◆ DIRECTIONS FOR THIS TASK:
Find each line with the word "Applications" and say how many there are, nothing else.

◆ Records excerpted from a collection:
+ + + + +

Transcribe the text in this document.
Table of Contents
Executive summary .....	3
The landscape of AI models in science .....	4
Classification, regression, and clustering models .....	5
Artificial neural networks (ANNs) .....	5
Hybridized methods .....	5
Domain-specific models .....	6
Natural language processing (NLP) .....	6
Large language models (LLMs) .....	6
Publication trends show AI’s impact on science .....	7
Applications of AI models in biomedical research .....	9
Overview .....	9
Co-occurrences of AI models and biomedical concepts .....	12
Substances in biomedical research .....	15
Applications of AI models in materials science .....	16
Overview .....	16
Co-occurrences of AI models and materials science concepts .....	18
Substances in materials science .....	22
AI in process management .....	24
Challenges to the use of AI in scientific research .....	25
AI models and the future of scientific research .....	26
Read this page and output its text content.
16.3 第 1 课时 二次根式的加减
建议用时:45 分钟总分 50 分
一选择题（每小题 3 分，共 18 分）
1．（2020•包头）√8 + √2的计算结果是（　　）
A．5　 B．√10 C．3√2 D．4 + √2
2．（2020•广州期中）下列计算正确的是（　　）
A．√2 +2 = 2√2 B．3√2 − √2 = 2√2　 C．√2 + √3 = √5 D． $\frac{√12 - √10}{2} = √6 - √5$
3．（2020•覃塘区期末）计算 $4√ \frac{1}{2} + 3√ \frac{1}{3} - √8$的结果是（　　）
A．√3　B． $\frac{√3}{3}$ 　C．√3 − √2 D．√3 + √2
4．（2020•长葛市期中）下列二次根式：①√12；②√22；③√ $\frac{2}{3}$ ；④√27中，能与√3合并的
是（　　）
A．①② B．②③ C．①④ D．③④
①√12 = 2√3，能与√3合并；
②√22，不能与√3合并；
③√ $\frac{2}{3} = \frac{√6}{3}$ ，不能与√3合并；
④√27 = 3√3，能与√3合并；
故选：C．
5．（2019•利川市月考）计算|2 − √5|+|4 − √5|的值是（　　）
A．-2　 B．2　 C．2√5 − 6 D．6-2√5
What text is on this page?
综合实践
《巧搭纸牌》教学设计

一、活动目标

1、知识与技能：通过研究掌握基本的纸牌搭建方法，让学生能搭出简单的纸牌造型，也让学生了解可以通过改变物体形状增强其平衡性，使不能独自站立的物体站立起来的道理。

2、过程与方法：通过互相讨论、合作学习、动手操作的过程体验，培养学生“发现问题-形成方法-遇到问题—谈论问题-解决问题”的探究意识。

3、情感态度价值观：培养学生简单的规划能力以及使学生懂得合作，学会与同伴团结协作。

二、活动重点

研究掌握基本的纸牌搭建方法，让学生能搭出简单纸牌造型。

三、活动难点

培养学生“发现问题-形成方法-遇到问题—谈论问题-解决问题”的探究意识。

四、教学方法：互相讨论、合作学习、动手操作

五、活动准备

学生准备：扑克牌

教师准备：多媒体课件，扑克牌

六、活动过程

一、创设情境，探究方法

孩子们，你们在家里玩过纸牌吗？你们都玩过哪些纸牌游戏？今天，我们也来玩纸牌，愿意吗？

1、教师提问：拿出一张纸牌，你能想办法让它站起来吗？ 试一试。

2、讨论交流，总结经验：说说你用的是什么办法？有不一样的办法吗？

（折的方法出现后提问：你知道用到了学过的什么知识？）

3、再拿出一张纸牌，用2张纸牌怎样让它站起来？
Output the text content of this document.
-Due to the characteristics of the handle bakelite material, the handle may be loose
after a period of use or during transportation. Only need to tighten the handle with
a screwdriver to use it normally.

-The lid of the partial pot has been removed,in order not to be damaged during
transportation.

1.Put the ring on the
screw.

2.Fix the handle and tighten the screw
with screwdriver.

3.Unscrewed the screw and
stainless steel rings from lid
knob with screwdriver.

+ + + + +

◆ RESPONSE:
2